- [Input]
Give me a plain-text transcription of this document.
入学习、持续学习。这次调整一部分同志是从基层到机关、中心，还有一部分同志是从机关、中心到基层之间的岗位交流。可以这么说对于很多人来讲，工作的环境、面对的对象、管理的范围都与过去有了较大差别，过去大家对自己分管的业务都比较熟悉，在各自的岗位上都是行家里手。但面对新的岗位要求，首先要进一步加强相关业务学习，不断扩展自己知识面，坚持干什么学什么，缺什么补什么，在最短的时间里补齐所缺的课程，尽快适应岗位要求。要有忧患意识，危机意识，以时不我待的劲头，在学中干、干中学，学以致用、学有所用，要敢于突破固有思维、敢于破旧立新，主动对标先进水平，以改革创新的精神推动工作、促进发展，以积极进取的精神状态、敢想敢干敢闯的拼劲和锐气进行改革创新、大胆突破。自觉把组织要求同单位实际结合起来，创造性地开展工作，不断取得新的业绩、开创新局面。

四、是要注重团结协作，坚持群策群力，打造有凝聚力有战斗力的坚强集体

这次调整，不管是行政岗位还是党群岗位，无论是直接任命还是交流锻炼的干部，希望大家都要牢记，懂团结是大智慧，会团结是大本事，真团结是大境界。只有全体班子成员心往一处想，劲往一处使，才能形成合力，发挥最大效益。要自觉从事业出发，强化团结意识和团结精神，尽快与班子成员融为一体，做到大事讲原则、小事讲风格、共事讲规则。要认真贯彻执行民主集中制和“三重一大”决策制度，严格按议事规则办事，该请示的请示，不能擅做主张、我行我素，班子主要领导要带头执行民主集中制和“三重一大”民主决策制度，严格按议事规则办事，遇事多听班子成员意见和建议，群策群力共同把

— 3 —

- [Task details]
Write out the whole listing again, exactly as it stands.

- [The solution]
Give me a plain-text transcription of this document.
入学习、持续学习。这次调整一部分同志是从基层到机关、中心，还有一部分同志是从机关、中心到基层之间的岗位交流。可以这么说对于很多人来讲，工作的环境、面对的对象、管理的范围都与过去有了较大差别，过去大家对自己分管的业务都比较熟悉，在各自的岗位上都是行家里手。但面对新的岗位要求，首先要进一步加强相关业务学习，不断扩展自己知识面，坚持干什么学什么，缺什么补什么，在最短的时间里补齐所缺的课程，尽快适应岗位要求。要有忧患意识，危机意识，以时不我待的劲头，在学中干、干中学，学以致用、学有所用，要敢于突破固有思维、敢于破旧立新，主动对标先进水平，以改革创新的精神推动工作、促进发展，以积极进取的精神状态、敢想敢干敢闯的拼劲和锐气进行改革创新、大胆突破。自觉把组织要求同单位实际结合起来，创造性地开展工作，不断取得新的业绩、开创新局面。

四、是要注重团结协作，坚持群策群力，打造有凝聚力有战斗力的坚强集体

这次调整，不管是行政岗位还是党群岗位，无论是直接任命还是交流锻炼的干部，希望大家都要牢记，懂团结是大智慧，会团结是大本事，真团结是大境界。只有全体班子成员心往一处想，劲往一处使，才能形成合力，发挥最大效益。要自觉从事业出发，强化团结意识和团结精神，尽快与班子成员融为一体，做到大事讲原则、小事讲风格、共事讲规则。要认真贯彻执行民主集中制和“三重一大”决策制度，严格按议事规则办事，该请示的请示，不能擅做主张、我行我素，班子主要领导要带头执行民主集中制和“三重一大”民主决策制度，严格按议事规则办事，遇事多听班子成员意见和建议，群策群力共同把

— 3 —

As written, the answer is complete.